§ **What you need to do**: Note each line that includes the word "сырья". Copy those lines.

§ **Exercise input**:
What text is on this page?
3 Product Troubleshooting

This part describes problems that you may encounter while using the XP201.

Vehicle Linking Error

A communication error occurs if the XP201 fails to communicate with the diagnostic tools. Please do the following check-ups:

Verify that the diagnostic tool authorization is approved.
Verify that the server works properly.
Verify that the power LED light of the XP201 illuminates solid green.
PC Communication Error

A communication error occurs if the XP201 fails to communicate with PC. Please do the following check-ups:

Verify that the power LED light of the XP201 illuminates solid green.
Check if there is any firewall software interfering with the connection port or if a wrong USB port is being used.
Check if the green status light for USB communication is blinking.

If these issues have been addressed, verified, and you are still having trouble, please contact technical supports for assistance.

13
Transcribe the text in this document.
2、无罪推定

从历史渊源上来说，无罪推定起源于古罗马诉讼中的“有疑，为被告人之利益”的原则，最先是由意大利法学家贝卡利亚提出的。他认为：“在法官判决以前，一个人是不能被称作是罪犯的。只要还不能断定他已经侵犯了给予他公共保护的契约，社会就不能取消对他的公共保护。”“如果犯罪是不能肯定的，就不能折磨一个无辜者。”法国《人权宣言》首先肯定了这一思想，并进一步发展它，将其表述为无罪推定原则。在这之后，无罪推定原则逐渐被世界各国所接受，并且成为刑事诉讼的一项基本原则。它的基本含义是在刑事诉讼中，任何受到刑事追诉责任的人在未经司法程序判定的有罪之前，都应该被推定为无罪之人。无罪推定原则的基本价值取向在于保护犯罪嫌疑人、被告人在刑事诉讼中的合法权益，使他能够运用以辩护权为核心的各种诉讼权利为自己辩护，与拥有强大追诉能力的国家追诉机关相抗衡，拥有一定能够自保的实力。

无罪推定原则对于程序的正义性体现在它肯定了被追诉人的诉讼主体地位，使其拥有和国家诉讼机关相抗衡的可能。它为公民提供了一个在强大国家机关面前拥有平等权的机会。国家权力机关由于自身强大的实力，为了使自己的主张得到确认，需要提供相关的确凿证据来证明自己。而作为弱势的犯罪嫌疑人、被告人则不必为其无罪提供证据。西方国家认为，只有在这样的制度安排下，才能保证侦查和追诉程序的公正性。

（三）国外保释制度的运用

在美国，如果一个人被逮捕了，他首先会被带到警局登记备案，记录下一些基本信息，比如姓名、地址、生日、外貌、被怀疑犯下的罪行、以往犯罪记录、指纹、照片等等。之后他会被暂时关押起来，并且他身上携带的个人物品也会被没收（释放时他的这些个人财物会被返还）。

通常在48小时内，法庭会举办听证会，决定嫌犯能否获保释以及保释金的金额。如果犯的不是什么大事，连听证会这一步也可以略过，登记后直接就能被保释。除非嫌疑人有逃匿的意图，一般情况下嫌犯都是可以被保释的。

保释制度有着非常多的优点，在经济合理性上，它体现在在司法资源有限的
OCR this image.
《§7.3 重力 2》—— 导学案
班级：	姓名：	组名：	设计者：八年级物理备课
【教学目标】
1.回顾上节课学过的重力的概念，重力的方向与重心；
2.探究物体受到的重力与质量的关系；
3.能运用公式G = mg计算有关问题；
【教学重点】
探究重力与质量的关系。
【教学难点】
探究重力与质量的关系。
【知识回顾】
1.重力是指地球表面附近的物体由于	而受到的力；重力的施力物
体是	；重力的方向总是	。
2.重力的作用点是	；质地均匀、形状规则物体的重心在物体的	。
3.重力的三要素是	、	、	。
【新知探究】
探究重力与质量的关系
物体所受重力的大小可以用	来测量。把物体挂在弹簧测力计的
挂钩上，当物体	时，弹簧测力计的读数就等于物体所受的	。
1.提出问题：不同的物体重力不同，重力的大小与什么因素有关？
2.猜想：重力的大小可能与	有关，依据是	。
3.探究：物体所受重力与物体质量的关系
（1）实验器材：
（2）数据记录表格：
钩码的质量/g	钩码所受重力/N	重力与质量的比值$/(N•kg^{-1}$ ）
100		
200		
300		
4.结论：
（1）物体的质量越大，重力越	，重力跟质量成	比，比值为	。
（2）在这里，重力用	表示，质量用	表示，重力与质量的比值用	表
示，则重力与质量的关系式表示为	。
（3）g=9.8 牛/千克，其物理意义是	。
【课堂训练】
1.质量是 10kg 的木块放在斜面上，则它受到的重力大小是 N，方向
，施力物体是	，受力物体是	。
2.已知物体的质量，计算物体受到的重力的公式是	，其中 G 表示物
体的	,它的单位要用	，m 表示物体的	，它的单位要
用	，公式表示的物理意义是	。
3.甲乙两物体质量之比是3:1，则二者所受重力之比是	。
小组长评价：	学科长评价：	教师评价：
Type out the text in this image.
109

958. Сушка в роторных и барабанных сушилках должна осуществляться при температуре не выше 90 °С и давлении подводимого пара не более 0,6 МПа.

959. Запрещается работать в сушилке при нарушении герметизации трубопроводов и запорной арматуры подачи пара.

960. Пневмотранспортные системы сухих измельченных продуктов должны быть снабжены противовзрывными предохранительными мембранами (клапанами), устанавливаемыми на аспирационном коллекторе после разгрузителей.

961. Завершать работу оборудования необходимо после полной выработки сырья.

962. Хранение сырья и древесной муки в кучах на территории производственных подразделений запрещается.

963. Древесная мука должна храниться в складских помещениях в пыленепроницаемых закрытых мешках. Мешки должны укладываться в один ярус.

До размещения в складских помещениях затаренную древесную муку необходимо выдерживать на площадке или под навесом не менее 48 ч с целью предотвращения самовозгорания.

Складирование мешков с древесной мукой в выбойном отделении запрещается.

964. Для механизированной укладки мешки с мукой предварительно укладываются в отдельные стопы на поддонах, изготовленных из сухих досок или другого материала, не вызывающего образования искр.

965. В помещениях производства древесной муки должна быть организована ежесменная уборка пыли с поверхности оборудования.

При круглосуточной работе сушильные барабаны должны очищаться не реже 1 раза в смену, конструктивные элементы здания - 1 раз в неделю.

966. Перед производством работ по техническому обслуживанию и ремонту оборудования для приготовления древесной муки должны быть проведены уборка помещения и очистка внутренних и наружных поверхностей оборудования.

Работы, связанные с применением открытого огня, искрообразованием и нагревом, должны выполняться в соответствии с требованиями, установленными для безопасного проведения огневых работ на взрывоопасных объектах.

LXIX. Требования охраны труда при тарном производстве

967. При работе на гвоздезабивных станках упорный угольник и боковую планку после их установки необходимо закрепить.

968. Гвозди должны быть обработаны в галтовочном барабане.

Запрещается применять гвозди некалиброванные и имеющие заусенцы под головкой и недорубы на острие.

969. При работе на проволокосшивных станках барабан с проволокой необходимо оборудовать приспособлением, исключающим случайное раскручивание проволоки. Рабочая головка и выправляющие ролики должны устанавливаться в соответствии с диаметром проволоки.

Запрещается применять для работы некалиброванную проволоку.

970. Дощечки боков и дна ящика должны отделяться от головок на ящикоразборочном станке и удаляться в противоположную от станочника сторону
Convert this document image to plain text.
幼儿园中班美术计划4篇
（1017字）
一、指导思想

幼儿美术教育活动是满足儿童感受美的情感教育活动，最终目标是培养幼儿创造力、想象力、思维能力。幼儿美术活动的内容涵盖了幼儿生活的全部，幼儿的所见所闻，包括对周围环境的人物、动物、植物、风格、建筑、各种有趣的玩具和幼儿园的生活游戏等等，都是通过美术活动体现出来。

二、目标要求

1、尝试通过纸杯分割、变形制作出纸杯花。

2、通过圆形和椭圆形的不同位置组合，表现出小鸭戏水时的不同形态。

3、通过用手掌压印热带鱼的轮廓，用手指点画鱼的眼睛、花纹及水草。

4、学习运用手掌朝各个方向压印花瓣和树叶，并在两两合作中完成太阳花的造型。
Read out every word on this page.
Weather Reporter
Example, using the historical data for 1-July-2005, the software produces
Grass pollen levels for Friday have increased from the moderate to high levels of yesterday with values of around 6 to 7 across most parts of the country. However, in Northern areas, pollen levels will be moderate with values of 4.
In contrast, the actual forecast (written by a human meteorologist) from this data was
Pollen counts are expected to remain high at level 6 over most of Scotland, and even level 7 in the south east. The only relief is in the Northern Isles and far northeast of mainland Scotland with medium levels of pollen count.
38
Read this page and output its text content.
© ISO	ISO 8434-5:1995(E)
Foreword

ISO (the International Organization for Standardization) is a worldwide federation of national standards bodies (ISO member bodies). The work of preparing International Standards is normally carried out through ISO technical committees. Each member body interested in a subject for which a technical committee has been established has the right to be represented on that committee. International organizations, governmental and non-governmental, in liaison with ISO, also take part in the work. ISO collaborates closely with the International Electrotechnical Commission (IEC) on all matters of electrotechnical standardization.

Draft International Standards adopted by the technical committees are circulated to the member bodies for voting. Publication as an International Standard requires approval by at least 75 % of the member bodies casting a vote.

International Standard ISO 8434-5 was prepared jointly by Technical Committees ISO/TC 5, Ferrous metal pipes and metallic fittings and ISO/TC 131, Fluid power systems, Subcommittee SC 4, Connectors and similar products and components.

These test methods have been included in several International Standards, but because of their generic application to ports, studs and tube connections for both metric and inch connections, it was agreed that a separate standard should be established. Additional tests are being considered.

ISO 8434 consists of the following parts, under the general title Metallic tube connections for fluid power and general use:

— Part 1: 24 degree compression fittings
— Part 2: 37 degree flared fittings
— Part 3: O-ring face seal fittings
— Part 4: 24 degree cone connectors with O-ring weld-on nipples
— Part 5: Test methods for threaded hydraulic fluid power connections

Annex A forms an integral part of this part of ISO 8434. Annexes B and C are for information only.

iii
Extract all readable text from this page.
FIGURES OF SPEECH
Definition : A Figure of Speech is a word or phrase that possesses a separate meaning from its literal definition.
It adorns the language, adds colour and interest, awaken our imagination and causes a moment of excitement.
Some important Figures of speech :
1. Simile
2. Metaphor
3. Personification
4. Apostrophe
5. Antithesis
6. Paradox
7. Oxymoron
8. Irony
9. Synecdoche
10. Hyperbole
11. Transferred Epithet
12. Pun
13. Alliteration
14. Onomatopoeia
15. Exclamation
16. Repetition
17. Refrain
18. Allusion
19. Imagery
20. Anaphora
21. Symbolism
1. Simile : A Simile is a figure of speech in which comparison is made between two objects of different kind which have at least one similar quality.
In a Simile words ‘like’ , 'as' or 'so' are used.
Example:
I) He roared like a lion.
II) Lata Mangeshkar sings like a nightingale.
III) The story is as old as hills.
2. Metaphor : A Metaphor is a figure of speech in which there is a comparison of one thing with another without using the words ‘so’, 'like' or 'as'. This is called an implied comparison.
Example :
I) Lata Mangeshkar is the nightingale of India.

§ **Task output**:
961. Завершать работу оборудования необходимо после полной выработки сырья.
962. Хранение сырья и древесной муки в кучах на территории производственных подразделений запрещается.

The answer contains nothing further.